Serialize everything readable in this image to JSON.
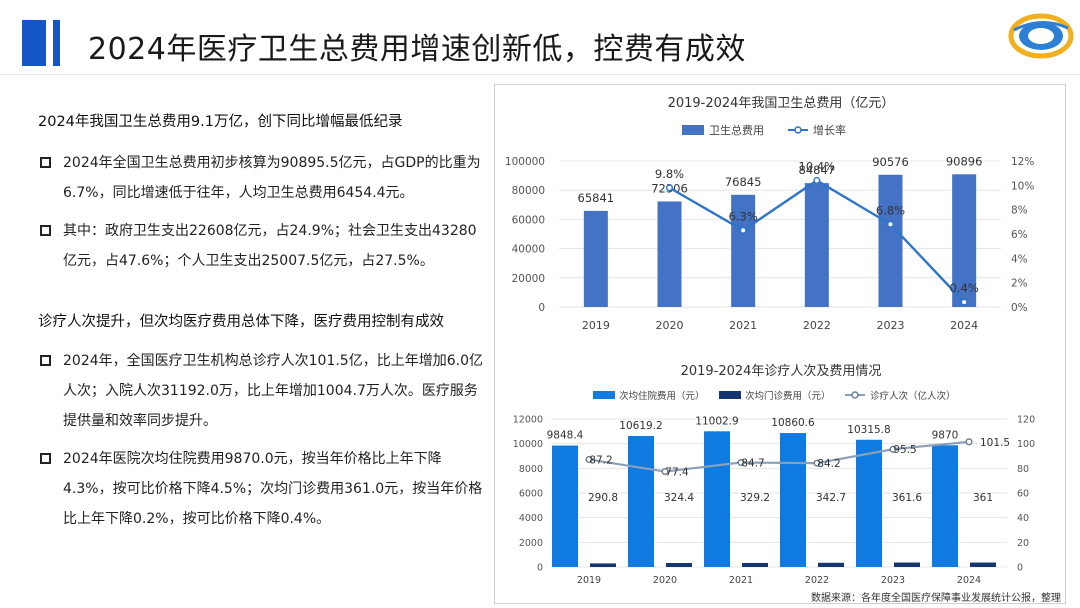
{
  "title": "2024年医疗卫生总费用增速创新低，控费有成效",
  "left": {
    "section1_heading": "2024年我国卫生总费用9.1万亿，创下同比增幅最低纪录",
    "section1_bullets": [
      "2024年全国卫生总费用初步核算为90895.5亿元，占GDP的比重为6.7%，同比增速低于往年，人均卫生总费用6454.4元。",
      "其中：政府卫生支出22608亿元，占24.9%；社会卫生支出43280亿元，占47.6%；个人卫生支出25007.5亿元，占27.5%。"
    ],
    "section2_heading": "诊疗人次提升，但次均医疗费用总体下降，医疗费用控制有成效",
    "section2_bullets": [
      "2024年，全国医疗卫生机构总诊疗人次101.5亿，比上年增加6.0亿人次；入院人次31192.0万，比上年增加1004.7万人次。医疗服务提供量和效率同步提升。",
      "2024年医院次均住院费用9870.0元，按当年价格比上年下降4.3%，按可比价格下降4.5%；次均门诊费用361.0元，按当年价格比上年下降0.2%，按可比价格下降0.4%。"
    ]
  },
  "colors": {
    "title_mark": "#1456c8",
    "chart1_bar": "#4472c4",
    "chart1_line": "#2e75c9",
    "chart2_bar1": "#0f7be0",
    "chart2_bar2": "#15356e",
    "chart2_line": "#8aa0b8"
  },
  "source": "数据来源：各年度全国医疗保障事业发展统计公报，整理",
  "chart_data": [
    {
      "type": "bar",
      "title": "2019-2024年我国卫生总费用（亿元）",
      "categories": [
        "2019",
        "2020",
        "2021",
        "2022",
        "2023",
        "2024"
      ],
      "series": [
        {
          "name": "卫生总费用",
          "type": "bar",
          "axis": "left",
          "values": [
            65841,
            72306,
            76845,
            84847,
            90576,
            90896
          ],
          "labels": [
            "65841",
            "72306",
            "76845",
            "84847",
            "90576",
            "90896"
          ]
        },
        {
          "name": "增长率",
          "type": "line",
          "axis": "right",
          "values": [
            null,
            9.8,
            6.3,
            10.4,
            6.8,
            0.4
          ],
          "labels": [
            "",
            "9.8%",
            "6.3%",
            "10.4%",
            "6.8%",
            "0.4%"
          ]
        }
      ],
      "y_left": {
        "min": 0,
        "max": 100000,
        "step": 20000,
        "ticks": [
          "0",
          "20000",
          "40000",
          "60000",
          "80000",
          "100000"
        ]
      },
      "y_right": {
        "min": 0,
        "max": 12,
        "step": 2,
        "ticks": [
          "0%",
          "2%",
          "4%",
          "6%",
          "8%",
          "10%",
          "12%"
        ]
      },
      "legend": "top-center",
      "grid": true
    },
    {
      "type": "bar",
      "title": "2019-2024年诊疗人次及费用情况",
      "categories": [
        "2019",
        "2020",
        "2021",
        "2022",
        "2023",
        "2024"
      ],
      "series": [
        {
          "name": "次均住院费用（元）",
          "type": "bar",
          "axis": "left",
          "values": [
            9848.4,
            10619.2,
            11002.9,
            10860.6,
            10315.8,
            9870
          ],
          "labels": [
            "9848.4",
            "10619.2",
            "11002.9",
            "10860.6",
            "10315.8",
            "9870"
          ]
        },
        {
          "name": "次均门诊费用（元）",
          "type": "bar",
          "axis": "left",
          "values": [
            290.8,
            324.4,
            329.2,
            342.7,
            361.6,
            361
          ],
          "labels": [
            "290.8",
            "324.4",
            "329.2",
            "342.7",
            "361.6",
            "361"
          ]
        },
        {
          "name": "诊疗人次（亿人次）",
          "type": "line",
          "axis": "right",
          "values": [
            87.2,
            77.4,
            84.7,
            84.2,
            95.5,
            101.5
          ],
          "labels": [
            "87.2",
            "77.4",
            "84.7",
            "84.2",
            "95.5",
            "101.5"
          ]
        }
      ],
      "y_left": {
        "min": 0,
        "max": 12000,
        "step": 2000,
        "ticks": [
          "0",
          "2000",
          "4000",
          "6000",
          "8000",
          "10000",
          "12000"
        ]
      },
      "y_right": {
        "min": 0,
        "max": 120,
        "step": 20,
        "ticks": [
          "0",
          "20",
          "40",
          "60",
          "80",
          "100",
          "120"
        ]
      },
      "legend": "top-center",
      "grid": true
    }
  ]
}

------------------------------

> Stated goal
Make an exact copy of every record, pictures excluded.

> Finished task
Serialize everything readable in this image to JSON.
{
  "title": "2024年医疗卫生总费用增速创新低，控费有成效",
  "left": {
    "section1_heading": "2024年我国卫生总费用9.1万亿，创下同比增幅最低纪录",
    "section1_bullets": [
      "2024年全国卫生总费用初步核算为90895.5亿元，占GDP的比重为6.7%，同比增速低于往年，人均卫生总费用6454.4元。",
      "其中：政府卫生支出22608亿元，占24.9%；社会卫生支出43280亿元，占47.6%；个人卫生支出25007.5亿元，占27.5%。"
    ],
    "section2_heading": "诊疗人次提升，但次均医疗费用总体下降，医疗费用控制有成效",
    "section2_bullets": [
      "2024年，全国医疗卫生机构总诊疗人次101.5亿，比上年增加6.0亿人次；入院人次31192.0万，比上年增加1004.7万人次。医疗服务提供量和效率同步提升。",
      "2024年医院次均住院费用9870.0元，按当年价格比上年下降4.3%，按可比价格下降4.5%；次均门诊费用361.0元，按当年价格比上年下降0.2%，按可比价格下降0.4%。"
    ]
  },
  "colors": {
    "title_mark": "#1456c8",
    "chart1_bar": "#4472c4",
    "chart1_line": "#2e75c9",
    "chart2_bar1": "#0f7be0",
    "chart2_bar2": "#15356e",
    "chart2_line": "#8aa0b8"
  },
  "source": "数据来源：各年度全国医疗保障事业发展统计公报，整理",
  "chart_data": [
    {
      "type": "bar",
      "title": "2019-2024年我国卫生总费用（亿元）",
      "categories": [
        "2019",
        "2020",
        "2021",
        "2022",
        "2023",
        "2024"
      ],
      "series": [
        {
          "name": "卫生总费用",
          "type": "bar",
          "axis": "left",
          "values": [
            65841,
            72306,
            76845,
            84847,
            90576,
            90896
          ],
          "labels": [
            "65841",
            "72306",
            "76845",
            "84847",
            "90576",
            "90896"
          ]
        },
        {
          "name": "增长率",
          "type": "line",
          "axis": "right",
          "values": [
            null,
            9.8,
            6.3,
            10.4,
            6.8,
            0.4
          ],
          "labels": [
            "",
            "9.8%",
            "6.3%",
            "10.4%",
            "6.8%",
            "0.4%"
          ]
        }
      ],
      "y_left": {
        "min": 0,
        "max": 100000,
        "step": 20000,
        "ticks": [
          "0",
          "20000",
          "40000",
          "60000",
          "80000",
          "100000"
        ]
      },
      "y_right": {
        "min": 0,
        "max": 12,
        "step": 2,
        "ticks": [
          "0%",
          "2%",
          "4%",
          "6%",
          "8%",
          "10%",
          "12%"
        ]
      },
      "legend": "top-center",
      "grid": true
    },
    {
      "type": "bar",
      "title": "2019-2024年诊疗人次及费用情况",
      "categories": [
        "2019",
        "2020",
        "2021",
        "2022",
        "2023",
        "2024"
      ],
      "series": [
        {
          "name": "次均住院费用（元）",
          "type": "bar",
          "axis": "left",
          "values": [
            9848.4,
            10619.2,
            11002.9,
            10860.6,
            10315.8,
            9870
          ],
          "labels": [
            "9848.4",
            "10619.2",
            "11002.9",
            "10860.6",
            "10315.8",
            "9870"
          ]
        },
        {
          "name": "次均门诊费用（元）",
          "type": "bar",
          "axis": "left",
          "values": [
            290.8,
            324.4,
            329.2,
            342.7,
            361.6,
            361
          ],
          "labels": [
            "290.8",
            "324.4",
            "329.2",
            "342.7",
            "361.6",
            "361"
          ]
        },
        {
          "name": "诊疗人次（亿人次）",
          "type": "line",
          "axis": "right",
          "values": [
            87.2,
            77.4,
            84.7,
            84.2,
            95.5,
            101.5
          ],
          "labels": [
            "87.2",
            "77.4",
            "84.7",
            "84.2",
            "95.5",
            "101.5"
          ]
        }
      ],
      "y_left": {
        "min": 0,
        "max": 12000,
        "step": 2000,
        "ticks": [
          "0",
          "2000",
          "4000",
          "6000",
          "8000",
          "10000",
          "12000"
        ]
      },
      "y_right": {
        "min": 0,
        "max": 120,
        "step": 20,
        "ticks": [
          "0",
          "20",
          "40",
          "60",
          "80",
          "100",
          "120"
        ]
      },
      "legend": "top-center",
      "grid": true
    }
  ]
}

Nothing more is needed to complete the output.